Virgins, Villains, and Violence; or, That Dastardly Dime Novel
“Touch but a hair of her head, and by the Lord that made me, I will bespatter that tree with your brains!”
This is from page ten of the first dime novel, Malaeska: The Indian Wife of the White Hunter. It was not long before such chilling propositions would become the first words on page one.
“We will have the money, or she shall die!”
“Bang! Bang! Bang! Three shots rang out on the midnight air!”
Or my favorite, uttered by the evil Duke of Tula in The Gunmaker of Moscow by Sylvanus Cobb: “‘Rosalind Valdar,’ he hissed, ‘my bed shall be your bed! My will shall be your master! My lust shall feed upon your charms, and your body shall be minister to my passions! I’ll use thee — use thee as I list — and when I tire of thee I’ll cast thee out into the streets for dogs to bark at; for men to sneer at; and for all honest women to shun! So will I do if you become not my wife! God in heaven witness!’”

# SOURCE MATERIAL
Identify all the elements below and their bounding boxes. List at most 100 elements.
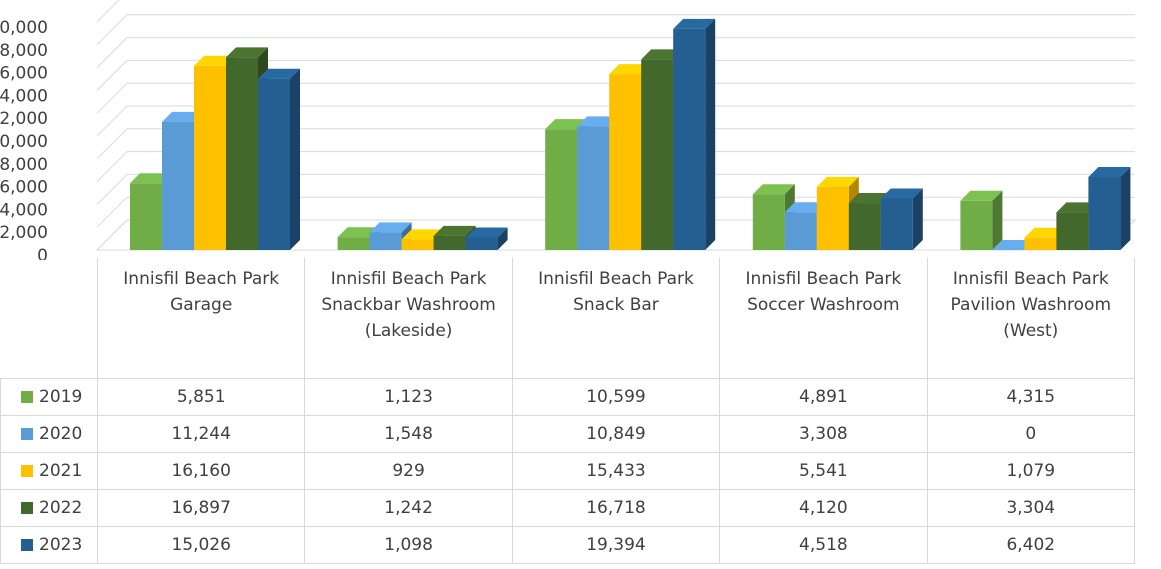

# WHAT IS ASKED
Continue the piece on dime novels above, starting right after its final quoted passage.

# TASK OUTPUT
The aforementioned tale containing the proposal to deck the tree with bits of brain opens peacefully enough: “The traveller who has stopped at Catskill, on his way up the Hudson, will remember that a creek of no insignificant breadth washes one side of the village.” The authoress of these bucolic words was Mrs. Ann S. Stephens, already well known for novels serialized in such high-society magazines as The Ladies’ Companion, Graham’s Magazine, Peterson’s Magazine, and Godey’s Lady’s Book. So how, from this prim and proper start, did the dime novel come to symbolize all that was overwrought if not downright sleazy?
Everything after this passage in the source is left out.